#### [The data]
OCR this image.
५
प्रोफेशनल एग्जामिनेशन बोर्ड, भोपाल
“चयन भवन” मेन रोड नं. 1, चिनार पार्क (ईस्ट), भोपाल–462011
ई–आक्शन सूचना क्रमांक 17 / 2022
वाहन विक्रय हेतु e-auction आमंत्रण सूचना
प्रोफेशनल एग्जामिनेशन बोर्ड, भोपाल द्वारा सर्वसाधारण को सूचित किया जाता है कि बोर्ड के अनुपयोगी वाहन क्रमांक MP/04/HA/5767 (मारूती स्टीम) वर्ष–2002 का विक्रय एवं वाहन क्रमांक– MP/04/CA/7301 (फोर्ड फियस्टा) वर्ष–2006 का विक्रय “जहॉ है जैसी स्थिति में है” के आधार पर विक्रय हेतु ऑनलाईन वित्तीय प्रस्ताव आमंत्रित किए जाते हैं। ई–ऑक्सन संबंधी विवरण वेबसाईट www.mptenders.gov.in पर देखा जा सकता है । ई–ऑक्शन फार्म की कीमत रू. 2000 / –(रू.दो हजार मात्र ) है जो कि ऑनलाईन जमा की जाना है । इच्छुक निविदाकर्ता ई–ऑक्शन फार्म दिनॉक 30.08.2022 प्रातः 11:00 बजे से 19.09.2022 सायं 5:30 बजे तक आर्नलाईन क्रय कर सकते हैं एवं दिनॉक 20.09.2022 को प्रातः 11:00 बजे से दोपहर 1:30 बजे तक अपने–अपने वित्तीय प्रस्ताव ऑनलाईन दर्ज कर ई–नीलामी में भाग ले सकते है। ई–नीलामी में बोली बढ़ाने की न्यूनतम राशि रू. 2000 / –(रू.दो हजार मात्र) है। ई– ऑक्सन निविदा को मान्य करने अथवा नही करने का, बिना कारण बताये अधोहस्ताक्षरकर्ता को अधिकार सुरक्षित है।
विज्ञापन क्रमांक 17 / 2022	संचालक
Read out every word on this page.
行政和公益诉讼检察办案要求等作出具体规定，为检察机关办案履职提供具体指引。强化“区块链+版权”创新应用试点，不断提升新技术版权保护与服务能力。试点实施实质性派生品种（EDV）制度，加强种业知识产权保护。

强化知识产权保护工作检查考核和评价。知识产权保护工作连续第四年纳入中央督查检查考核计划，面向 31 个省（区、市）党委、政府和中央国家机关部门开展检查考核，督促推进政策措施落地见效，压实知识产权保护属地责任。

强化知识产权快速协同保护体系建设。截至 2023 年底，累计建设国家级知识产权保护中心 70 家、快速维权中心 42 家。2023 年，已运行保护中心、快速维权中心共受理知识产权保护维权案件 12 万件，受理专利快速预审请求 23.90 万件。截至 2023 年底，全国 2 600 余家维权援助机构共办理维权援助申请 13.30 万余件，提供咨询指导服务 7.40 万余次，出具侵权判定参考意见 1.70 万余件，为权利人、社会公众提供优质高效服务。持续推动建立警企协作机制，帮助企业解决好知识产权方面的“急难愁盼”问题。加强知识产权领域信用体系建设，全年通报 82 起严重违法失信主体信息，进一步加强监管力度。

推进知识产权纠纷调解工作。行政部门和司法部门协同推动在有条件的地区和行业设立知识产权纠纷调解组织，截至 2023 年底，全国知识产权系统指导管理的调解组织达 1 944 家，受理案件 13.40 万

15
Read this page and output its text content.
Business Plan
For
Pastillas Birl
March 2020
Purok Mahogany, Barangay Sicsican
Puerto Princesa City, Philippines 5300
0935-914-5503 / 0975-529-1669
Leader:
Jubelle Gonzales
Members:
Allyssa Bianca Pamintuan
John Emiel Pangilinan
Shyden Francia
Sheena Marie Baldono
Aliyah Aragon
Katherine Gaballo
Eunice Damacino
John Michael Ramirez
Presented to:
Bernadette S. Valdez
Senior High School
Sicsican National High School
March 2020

#### [Objective]
Copy each line from the records above that includes the string "Read".

#### [Response for this exercise]
Read out every word on this page.
Read this page and output its text content.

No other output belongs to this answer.